TASK GOAL:
List each line of the data that holds the word "name".

RECORDS FOR THIS TASK:
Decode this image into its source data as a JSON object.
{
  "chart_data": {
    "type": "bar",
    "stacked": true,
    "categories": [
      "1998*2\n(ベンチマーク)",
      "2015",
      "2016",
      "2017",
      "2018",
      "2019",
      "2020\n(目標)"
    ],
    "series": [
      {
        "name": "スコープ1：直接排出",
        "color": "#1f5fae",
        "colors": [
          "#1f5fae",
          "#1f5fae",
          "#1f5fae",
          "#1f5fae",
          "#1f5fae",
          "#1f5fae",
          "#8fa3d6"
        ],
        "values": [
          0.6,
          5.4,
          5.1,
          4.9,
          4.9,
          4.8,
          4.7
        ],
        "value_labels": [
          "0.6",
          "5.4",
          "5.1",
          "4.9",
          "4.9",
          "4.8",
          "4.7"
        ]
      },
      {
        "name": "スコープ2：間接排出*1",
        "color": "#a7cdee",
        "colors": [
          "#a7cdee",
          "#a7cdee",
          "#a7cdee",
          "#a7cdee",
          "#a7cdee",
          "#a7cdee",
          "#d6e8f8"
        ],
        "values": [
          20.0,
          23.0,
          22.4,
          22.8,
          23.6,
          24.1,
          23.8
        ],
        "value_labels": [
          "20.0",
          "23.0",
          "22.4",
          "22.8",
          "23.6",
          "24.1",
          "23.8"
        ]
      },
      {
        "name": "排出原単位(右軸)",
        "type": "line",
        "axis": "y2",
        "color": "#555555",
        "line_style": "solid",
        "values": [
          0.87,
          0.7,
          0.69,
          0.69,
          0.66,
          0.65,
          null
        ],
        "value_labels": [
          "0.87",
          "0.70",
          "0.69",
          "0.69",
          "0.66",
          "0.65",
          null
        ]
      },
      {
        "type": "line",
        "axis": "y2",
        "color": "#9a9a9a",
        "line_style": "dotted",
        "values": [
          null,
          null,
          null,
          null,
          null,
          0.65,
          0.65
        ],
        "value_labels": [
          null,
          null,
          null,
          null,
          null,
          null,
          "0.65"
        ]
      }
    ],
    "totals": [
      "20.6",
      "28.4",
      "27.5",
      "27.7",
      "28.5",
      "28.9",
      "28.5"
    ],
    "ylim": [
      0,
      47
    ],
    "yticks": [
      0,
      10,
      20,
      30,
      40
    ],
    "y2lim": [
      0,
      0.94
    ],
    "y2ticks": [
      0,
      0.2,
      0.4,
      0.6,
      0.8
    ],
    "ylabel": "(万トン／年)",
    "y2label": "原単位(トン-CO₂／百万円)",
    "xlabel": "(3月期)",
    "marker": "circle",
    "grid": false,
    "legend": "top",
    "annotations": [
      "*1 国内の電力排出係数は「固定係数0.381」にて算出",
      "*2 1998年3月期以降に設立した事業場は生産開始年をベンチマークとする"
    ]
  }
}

EXERCISE SOLUTION:
        "name": "スコープ1：直接排出",
        "name": "スコープ2：間接排出*1",
        "name": "排出原単位(右軸)",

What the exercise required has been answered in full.